Within the listing below, locate all lines containing the word "projects". Copy each one.
• • • •
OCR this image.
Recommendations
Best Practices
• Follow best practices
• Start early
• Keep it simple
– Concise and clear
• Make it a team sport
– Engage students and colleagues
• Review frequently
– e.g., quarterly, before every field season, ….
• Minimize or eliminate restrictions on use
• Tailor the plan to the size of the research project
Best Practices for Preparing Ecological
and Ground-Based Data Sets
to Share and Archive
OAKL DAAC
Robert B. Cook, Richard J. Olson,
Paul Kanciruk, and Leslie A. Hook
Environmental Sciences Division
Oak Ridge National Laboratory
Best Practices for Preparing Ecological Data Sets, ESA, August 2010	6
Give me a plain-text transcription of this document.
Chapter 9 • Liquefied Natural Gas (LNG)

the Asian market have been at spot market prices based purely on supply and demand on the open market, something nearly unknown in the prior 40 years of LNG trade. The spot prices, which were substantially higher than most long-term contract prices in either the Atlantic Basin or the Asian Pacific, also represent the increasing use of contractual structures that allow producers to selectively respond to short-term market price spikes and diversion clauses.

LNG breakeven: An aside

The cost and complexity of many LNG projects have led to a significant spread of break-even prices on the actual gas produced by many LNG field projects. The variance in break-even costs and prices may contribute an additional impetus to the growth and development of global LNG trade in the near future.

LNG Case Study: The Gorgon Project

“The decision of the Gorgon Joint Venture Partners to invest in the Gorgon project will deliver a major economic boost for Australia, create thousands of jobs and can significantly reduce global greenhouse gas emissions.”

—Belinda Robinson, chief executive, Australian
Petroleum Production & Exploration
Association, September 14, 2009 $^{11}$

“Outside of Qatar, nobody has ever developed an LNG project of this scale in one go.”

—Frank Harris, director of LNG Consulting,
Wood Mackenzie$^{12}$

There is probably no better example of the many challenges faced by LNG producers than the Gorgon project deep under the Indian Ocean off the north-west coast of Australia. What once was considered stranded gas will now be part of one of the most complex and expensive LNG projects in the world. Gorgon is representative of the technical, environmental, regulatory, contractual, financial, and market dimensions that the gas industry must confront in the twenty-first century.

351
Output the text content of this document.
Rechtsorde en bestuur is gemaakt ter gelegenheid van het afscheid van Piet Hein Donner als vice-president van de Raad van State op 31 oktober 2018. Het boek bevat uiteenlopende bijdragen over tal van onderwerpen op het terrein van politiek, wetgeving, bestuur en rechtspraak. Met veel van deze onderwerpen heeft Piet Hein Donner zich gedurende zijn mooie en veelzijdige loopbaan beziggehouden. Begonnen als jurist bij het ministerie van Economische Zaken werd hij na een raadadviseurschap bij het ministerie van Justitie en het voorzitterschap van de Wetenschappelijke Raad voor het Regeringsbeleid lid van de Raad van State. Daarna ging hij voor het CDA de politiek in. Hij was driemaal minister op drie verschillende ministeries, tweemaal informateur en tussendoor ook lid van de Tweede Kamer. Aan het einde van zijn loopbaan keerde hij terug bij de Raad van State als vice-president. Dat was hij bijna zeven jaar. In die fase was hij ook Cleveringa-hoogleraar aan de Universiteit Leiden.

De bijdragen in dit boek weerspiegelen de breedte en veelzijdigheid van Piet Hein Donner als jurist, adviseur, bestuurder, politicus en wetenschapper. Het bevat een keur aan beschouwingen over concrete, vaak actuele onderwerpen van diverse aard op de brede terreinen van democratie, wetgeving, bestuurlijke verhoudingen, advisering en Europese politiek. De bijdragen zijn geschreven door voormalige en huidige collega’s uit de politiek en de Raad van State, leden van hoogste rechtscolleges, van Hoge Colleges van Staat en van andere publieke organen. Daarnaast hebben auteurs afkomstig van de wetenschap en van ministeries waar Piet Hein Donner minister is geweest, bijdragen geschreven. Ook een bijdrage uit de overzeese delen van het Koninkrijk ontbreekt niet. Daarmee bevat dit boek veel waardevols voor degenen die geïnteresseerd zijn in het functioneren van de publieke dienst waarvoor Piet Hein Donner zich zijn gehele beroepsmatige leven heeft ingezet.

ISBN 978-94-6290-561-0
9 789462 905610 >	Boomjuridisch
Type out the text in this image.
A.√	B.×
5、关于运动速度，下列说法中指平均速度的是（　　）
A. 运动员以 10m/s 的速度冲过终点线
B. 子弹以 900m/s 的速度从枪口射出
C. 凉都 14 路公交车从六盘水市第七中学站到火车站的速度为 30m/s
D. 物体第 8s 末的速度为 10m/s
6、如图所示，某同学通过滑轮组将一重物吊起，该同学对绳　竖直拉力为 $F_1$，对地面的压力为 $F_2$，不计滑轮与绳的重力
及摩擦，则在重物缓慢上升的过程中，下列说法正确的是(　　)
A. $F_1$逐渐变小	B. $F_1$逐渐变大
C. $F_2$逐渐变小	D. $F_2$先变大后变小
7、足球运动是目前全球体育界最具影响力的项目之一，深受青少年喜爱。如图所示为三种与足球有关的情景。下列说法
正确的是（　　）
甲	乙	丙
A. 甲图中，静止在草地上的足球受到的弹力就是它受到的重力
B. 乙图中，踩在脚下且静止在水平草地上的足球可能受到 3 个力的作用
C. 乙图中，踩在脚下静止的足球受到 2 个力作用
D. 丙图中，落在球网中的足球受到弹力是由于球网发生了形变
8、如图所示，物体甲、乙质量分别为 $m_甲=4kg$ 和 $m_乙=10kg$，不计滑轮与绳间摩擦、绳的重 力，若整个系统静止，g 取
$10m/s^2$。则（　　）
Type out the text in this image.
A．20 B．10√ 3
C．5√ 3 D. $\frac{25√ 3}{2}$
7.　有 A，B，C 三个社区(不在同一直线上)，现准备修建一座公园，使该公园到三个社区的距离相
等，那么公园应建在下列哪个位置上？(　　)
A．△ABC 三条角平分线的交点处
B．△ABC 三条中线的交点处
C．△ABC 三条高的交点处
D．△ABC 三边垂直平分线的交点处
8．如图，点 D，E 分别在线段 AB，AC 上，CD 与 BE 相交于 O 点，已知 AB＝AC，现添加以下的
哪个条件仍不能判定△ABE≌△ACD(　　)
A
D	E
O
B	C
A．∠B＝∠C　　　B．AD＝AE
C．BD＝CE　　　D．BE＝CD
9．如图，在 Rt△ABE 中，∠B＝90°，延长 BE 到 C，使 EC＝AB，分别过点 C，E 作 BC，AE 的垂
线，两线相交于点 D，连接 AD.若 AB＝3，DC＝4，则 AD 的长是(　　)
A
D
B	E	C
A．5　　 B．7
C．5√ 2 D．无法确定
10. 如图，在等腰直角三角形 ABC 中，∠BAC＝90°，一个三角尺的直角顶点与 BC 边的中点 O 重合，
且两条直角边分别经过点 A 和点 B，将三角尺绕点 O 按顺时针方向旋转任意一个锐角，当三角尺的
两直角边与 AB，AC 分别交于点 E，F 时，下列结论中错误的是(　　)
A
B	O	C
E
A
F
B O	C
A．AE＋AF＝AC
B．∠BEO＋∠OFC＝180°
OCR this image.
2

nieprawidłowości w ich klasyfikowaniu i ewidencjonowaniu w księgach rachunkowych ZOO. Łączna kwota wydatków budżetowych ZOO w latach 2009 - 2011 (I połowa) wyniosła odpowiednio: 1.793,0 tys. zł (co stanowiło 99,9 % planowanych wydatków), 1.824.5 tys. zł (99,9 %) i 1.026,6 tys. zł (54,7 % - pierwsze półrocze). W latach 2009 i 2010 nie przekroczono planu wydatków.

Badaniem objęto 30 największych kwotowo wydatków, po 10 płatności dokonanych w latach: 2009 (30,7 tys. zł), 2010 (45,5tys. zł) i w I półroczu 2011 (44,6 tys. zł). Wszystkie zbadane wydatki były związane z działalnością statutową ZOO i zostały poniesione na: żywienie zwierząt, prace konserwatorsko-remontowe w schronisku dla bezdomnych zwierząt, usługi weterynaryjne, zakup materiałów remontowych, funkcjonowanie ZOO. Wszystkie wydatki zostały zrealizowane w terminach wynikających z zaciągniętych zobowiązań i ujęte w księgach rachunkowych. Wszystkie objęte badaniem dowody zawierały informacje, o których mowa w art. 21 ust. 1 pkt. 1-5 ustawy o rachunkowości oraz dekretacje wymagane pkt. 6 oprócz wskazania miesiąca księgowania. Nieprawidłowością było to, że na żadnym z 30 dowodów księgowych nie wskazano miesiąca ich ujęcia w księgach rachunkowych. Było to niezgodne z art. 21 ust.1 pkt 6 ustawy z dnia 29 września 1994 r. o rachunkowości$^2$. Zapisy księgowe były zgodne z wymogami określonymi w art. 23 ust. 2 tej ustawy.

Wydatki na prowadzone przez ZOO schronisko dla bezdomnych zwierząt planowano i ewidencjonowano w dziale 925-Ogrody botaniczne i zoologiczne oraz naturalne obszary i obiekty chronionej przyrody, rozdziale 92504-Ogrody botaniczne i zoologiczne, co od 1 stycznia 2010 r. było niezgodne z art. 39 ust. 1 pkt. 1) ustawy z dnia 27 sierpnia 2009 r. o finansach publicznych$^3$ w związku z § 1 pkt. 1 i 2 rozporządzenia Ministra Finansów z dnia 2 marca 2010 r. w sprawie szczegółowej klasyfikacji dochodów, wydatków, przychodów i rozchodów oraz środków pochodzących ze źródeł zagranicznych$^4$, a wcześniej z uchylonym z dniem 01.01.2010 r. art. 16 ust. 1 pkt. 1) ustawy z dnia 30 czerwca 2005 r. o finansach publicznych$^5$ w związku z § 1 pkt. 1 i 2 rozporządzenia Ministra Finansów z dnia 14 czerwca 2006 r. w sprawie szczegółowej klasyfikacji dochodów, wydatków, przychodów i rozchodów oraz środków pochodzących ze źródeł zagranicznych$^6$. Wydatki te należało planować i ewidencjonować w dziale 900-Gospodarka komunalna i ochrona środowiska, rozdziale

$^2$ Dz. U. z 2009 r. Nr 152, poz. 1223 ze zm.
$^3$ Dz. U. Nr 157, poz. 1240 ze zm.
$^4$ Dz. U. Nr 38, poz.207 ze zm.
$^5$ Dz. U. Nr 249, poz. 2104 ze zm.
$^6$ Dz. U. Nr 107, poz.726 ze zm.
• • • •
Written solution.
The cost and complexity of many LNG projects have led to a significant spread of break-even prices on the actual gas produced by many LNG field projects. The variance in break-even costs and prices may contribute an additional impetus to the growth and development of global LNG trade in the near future.
There is probably no better example of the many challenges faced by LNG producers than the Gorgon project deep under the Indian Ocean off the north-west coast of Australia. What once was considered stranded gas will now be part of one of the most complex and expensive LNG projects in the world. Gorgon is representative of the technical, environmental, regulatory, contractual, financial, and market dimensions that the gas industry must confront in the twenty-first century.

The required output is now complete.